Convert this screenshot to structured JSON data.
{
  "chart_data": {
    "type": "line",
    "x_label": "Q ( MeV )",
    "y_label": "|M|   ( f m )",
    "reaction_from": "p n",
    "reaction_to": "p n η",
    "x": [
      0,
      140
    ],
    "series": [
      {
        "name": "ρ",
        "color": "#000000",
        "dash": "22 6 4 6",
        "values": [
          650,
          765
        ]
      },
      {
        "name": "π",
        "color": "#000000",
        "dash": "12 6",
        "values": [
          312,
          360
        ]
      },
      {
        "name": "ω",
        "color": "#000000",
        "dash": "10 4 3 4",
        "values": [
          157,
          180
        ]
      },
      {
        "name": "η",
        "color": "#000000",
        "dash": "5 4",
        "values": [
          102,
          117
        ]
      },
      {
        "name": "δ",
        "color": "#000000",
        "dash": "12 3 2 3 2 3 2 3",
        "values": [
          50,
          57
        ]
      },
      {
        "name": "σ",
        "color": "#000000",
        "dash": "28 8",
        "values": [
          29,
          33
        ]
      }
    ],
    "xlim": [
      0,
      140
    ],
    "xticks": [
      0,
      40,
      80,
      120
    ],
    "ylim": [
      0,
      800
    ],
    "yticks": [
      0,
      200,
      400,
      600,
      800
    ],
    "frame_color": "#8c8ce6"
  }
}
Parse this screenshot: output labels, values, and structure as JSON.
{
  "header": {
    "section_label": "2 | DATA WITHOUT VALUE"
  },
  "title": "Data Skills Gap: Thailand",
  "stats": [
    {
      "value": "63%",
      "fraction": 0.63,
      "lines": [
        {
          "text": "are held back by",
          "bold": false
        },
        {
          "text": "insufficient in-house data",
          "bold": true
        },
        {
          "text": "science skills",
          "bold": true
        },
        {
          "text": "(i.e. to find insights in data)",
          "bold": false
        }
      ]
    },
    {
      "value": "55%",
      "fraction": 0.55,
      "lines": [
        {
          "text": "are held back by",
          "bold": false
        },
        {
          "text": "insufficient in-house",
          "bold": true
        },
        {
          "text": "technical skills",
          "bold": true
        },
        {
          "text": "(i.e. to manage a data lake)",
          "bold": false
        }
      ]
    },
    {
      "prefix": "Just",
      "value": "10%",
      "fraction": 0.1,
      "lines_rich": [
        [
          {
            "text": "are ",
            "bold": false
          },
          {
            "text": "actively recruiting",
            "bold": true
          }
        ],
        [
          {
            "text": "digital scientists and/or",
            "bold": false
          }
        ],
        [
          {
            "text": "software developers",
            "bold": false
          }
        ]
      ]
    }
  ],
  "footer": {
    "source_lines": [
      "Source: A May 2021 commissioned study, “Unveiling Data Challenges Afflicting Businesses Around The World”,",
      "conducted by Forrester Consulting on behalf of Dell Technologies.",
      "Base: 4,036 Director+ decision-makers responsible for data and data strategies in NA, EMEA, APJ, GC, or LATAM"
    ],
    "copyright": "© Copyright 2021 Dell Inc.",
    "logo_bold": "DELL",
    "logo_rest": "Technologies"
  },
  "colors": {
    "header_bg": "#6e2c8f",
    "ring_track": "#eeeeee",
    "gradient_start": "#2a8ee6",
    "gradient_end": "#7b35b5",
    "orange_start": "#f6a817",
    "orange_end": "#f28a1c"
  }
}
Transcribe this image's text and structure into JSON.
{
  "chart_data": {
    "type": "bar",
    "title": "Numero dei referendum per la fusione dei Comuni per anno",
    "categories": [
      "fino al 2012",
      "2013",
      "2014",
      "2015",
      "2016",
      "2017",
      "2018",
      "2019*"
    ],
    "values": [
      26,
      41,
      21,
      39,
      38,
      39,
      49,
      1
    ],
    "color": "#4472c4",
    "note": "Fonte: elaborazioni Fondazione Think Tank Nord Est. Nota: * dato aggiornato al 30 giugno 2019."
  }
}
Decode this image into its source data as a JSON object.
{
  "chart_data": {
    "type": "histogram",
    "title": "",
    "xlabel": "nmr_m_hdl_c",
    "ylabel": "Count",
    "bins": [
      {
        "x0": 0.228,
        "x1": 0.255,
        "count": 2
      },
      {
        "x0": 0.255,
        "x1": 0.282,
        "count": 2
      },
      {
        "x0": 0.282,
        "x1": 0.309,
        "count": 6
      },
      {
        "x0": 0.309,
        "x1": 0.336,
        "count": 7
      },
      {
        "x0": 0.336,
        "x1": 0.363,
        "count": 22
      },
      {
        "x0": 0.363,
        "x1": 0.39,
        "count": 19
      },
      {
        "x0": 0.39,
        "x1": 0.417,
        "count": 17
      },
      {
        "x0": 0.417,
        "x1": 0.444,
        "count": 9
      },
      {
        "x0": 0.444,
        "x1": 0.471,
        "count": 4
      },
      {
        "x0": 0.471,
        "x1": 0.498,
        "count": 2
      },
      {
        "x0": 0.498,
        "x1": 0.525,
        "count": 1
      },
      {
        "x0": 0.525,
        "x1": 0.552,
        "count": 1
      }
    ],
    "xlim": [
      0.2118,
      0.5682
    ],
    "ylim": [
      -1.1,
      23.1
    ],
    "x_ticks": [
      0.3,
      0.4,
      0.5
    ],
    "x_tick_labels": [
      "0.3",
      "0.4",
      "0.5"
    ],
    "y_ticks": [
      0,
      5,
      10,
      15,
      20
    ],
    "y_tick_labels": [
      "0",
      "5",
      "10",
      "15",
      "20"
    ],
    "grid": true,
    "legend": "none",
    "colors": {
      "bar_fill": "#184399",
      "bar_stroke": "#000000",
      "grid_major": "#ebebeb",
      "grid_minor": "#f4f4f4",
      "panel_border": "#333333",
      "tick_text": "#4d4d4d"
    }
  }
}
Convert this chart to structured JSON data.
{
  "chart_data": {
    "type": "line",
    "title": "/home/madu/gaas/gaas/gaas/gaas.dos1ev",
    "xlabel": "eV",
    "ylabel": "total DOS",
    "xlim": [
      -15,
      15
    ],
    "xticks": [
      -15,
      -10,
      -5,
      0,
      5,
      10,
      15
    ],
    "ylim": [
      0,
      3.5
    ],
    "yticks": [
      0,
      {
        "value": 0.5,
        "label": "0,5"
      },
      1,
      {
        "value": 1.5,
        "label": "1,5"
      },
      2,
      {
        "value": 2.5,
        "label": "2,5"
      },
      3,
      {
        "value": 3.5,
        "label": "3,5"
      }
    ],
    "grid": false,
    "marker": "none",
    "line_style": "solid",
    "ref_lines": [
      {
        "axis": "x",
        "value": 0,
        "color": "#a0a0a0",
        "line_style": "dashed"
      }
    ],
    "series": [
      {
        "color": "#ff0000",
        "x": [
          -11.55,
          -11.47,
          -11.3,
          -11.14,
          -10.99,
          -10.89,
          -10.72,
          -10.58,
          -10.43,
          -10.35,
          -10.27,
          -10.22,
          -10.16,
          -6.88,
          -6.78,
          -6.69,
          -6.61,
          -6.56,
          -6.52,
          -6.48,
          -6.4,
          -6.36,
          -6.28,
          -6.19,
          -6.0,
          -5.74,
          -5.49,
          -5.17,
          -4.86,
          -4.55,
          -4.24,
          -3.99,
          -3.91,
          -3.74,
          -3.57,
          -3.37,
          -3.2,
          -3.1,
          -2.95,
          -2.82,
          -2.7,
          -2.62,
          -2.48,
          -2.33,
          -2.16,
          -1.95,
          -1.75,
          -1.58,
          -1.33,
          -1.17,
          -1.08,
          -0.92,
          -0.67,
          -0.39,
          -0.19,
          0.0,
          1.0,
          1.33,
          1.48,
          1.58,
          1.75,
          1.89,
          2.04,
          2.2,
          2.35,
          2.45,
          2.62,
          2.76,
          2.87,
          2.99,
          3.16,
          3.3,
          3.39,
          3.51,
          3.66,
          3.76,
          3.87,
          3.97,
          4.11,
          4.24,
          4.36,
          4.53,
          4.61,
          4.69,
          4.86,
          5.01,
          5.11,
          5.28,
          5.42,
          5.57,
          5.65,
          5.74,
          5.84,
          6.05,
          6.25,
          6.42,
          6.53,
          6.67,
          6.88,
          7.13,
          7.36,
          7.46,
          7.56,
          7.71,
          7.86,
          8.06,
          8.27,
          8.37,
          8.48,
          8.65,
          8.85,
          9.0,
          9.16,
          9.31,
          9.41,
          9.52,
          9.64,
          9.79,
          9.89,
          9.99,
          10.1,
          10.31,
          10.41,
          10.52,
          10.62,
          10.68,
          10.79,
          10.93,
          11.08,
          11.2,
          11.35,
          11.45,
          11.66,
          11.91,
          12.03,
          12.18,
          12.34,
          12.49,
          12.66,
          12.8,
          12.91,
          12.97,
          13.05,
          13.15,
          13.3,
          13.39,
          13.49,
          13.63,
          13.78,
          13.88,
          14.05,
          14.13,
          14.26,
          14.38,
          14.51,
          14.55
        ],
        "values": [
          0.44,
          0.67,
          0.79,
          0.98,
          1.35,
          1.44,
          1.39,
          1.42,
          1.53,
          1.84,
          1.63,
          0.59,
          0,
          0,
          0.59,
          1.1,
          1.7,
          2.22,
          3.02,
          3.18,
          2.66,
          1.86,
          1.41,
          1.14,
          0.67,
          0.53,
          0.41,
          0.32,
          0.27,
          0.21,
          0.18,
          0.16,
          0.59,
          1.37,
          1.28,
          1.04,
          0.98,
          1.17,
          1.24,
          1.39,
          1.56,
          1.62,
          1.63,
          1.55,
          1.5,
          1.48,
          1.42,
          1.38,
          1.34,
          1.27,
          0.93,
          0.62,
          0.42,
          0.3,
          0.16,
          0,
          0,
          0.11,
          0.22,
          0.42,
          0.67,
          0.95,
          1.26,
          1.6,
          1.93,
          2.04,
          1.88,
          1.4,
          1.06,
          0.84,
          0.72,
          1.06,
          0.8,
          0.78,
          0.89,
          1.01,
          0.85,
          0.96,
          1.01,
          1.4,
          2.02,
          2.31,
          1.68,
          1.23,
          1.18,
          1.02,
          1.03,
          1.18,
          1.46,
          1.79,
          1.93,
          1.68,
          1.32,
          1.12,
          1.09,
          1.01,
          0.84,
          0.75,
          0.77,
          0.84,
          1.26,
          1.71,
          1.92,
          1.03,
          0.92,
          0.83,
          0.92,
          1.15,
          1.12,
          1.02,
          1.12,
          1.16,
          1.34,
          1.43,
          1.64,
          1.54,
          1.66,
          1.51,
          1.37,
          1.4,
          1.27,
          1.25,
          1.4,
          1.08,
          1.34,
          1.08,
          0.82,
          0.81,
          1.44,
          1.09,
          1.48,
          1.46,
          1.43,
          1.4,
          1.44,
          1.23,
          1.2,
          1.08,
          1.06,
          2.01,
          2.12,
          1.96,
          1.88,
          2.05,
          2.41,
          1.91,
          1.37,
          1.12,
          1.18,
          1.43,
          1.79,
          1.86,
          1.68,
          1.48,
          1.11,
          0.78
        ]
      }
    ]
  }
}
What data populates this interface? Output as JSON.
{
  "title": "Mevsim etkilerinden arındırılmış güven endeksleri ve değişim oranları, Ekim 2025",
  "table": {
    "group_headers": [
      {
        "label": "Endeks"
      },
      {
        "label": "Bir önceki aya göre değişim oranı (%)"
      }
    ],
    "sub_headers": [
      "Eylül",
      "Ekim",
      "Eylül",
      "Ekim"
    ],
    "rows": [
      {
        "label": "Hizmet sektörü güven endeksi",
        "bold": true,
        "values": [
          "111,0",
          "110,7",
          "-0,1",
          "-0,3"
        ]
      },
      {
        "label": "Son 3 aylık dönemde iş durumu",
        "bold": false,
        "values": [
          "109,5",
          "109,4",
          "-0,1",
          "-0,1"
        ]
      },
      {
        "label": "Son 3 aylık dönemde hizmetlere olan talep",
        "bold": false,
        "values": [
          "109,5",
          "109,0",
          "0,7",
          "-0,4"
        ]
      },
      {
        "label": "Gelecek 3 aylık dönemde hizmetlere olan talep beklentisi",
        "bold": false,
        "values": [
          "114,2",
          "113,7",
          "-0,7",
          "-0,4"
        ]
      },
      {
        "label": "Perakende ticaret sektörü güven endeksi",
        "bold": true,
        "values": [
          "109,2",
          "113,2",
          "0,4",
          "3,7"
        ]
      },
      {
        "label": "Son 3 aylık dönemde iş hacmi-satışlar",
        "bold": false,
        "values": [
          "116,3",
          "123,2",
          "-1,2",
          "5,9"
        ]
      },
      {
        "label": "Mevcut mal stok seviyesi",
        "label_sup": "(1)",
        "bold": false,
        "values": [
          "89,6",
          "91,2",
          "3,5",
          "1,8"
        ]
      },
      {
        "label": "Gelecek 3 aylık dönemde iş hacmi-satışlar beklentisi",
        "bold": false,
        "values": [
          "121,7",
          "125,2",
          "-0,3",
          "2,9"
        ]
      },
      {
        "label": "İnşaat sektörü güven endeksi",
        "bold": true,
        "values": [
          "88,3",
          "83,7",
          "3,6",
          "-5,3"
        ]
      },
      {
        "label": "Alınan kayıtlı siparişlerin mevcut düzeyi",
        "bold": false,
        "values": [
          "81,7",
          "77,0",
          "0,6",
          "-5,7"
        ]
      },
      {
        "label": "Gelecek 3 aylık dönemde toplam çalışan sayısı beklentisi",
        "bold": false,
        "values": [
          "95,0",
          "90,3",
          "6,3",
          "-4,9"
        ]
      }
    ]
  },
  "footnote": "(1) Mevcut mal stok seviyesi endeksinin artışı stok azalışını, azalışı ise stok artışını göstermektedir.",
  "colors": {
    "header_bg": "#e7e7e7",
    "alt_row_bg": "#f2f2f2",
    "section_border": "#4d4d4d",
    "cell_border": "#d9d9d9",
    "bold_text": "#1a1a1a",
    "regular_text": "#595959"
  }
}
____________________
● Exercise details: From the data, pick out every line that includes "olan".

● Result below:
        "label": "Son 3 aylık dönemde hizmetlere olan talep",
        "label": "Gelecek 3 aylık dönemde hizmetlere olan talep beklentisi",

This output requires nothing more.